━━━━━ RECORDS ━━━━━

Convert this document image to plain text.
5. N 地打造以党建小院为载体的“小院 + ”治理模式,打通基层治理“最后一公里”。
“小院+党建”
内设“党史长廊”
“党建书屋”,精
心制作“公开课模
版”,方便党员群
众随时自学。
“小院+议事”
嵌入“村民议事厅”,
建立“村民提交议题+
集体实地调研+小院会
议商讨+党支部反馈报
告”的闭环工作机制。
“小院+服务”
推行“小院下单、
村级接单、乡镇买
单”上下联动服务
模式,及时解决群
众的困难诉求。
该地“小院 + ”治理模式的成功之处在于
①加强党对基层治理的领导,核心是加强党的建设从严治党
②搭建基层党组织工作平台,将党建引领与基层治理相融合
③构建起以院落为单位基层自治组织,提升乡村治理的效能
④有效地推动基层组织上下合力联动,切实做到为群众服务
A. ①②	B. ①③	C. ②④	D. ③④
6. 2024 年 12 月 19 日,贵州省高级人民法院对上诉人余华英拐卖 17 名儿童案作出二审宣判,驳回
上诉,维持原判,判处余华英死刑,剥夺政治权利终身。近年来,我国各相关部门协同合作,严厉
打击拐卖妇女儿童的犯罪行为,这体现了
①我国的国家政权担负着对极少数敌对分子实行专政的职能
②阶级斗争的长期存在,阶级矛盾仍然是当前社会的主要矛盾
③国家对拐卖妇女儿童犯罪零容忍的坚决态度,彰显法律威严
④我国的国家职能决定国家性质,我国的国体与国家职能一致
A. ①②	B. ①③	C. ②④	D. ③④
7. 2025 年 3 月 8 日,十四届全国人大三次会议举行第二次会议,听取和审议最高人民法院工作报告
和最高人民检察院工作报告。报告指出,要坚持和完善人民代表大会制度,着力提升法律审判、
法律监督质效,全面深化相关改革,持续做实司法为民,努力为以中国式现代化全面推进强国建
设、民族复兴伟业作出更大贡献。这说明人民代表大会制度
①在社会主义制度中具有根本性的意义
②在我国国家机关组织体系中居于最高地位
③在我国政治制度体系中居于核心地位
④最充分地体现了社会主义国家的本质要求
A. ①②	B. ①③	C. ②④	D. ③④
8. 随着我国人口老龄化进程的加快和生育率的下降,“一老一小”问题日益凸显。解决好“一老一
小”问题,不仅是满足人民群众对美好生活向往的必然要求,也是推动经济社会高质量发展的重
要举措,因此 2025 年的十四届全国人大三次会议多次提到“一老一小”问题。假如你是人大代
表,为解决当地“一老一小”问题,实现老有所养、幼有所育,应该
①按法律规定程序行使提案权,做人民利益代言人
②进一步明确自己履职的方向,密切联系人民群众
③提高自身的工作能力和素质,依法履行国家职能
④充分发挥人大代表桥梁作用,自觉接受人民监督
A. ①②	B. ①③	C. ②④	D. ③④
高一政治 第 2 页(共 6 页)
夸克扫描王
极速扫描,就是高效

━━━━━

Find the count of lines in the data above where the string "一老一小" occurs. Provide that number alone.

3